[Dataset entries on figures]
'''
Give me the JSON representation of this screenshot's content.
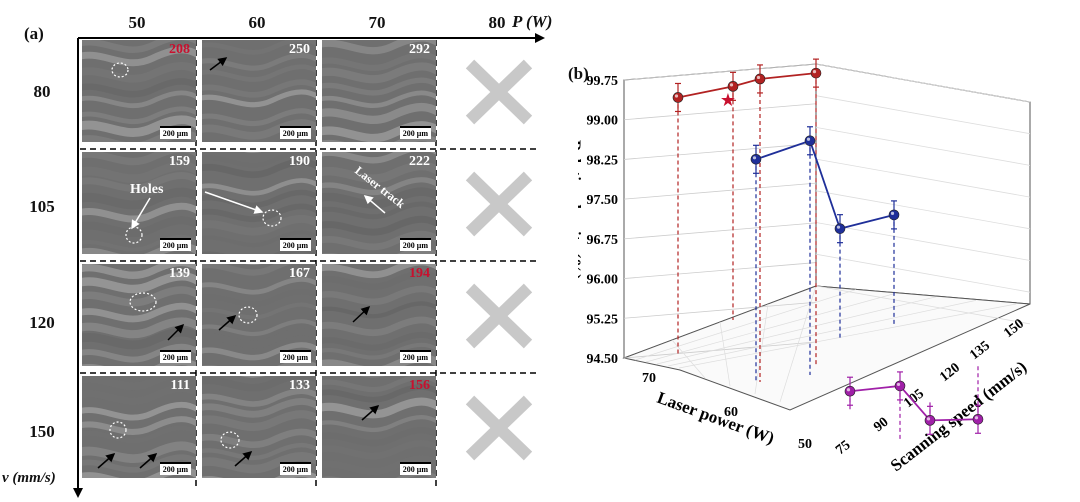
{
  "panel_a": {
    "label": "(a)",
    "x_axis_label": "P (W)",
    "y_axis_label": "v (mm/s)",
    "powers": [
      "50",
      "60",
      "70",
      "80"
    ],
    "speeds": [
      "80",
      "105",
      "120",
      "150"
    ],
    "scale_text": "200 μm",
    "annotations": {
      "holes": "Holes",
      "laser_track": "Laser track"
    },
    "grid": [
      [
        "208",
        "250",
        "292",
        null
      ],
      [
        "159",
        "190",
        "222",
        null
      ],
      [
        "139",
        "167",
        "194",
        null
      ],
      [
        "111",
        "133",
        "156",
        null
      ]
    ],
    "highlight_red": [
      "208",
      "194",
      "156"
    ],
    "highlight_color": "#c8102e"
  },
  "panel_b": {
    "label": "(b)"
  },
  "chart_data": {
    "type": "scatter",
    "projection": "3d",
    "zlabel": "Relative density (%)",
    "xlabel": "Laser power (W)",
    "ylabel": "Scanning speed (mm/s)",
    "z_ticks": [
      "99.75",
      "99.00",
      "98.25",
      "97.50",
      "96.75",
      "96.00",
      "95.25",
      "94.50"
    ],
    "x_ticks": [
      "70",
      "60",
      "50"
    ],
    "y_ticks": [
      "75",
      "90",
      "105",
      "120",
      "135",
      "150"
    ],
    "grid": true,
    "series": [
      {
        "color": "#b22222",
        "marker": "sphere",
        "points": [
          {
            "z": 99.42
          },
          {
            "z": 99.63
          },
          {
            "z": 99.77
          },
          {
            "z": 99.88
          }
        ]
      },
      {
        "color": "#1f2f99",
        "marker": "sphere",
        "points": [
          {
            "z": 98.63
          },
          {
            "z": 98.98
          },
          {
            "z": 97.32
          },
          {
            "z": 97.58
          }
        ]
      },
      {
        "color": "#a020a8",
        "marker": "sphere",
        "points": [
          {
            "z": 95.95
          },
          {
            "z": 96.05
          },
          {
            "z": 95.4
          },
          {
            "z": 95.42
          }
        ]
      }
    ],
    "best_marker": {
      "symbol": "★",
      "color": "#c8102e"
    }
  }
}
'''
REQUIRED WORK: With the pictures left out, transcribe the material exactly.

SOLUTION:
Give me the JSON representation of this screenshot's content.
{
  "panel_a": {
    "label": "(a)",
    "x_axis_label": "P (W)",
    "y_axis_label": "v (mm/s)",
    "powers": [
      "50",
      "60",
      "70",
      "80"
    ],
    "speeds": [
      "80",
      "105",
      "120",
      "150"
    ],
    "scale_text": "200 μm",
    "annotations": {
      "holes": "Holes",
      "laser_track": "Laser track"
    },
    "grid": [
      [
        "208",
        "250",
        "292",
        null
      ],
      [
        "159",
        "190",
        "222",
        null
      ],
      [
        "139",
        "167",
        "194",
        null
      ],
      [
        "111",
        "133",
        "156",
        null
      ]
    ],
    "highlight_red": [
      "208",
      "194",
      "156"
    ],
    "highlight_color": "#c8102e"
  },
  "panel_b": {
    "label": "(b)"
  },
  "chart_data": {
    "type": "scatter",
    "projection": "3d",
    "zlabel": "Relative density (%)",
    "xlabel": "Laser power (W)",
    "ylabel": "Scanning speed (mm/s)",
    "z_ticks": [
      "99.75",
      "99.00",
      "98.25",
      "97.50",
      "96.75",
      "96.00",
      "95.25",
      "94.50"
    ],
    "x_ticks": [
      "70",
      "60",
      "50"
    ],
    "y_ticks": [
      "75",
      "90",
      "105",
      "120",
      "135",
      "150"
    ],
    "grid": true,
    "series": [
      {
        "color": "#b22222",
        "marker": "sphere",
        "points": [
          {
            "z": 99.42
          },
          {
            "z": 99.63
          },
          {
            "z": 99.77
          },
          {
            "z": 99.88
          }
        ]
      },
      {
        "color": "#1f2f99",
        "marker": "sphere",
        "points": [
          {
            "z": 98.63
          },
          {
            "z": 98.98
          },
          {
            "z": 97.32
          },
          {
            "z": 97.58
          }
        ]
      },
      {
        "color": "#a020a8",
        "marker": "sphere",
        "points": [
          {
            "z": 95.95
          },
          {
            "z": 96.05
          },
          {
            "z": 95.4
          },
          {
            "z": 95.42
          }
        ]
      }
    ],
    "best_marker": {
      "symbol": "★",
      "color": "#c8102e"
    }
  }
}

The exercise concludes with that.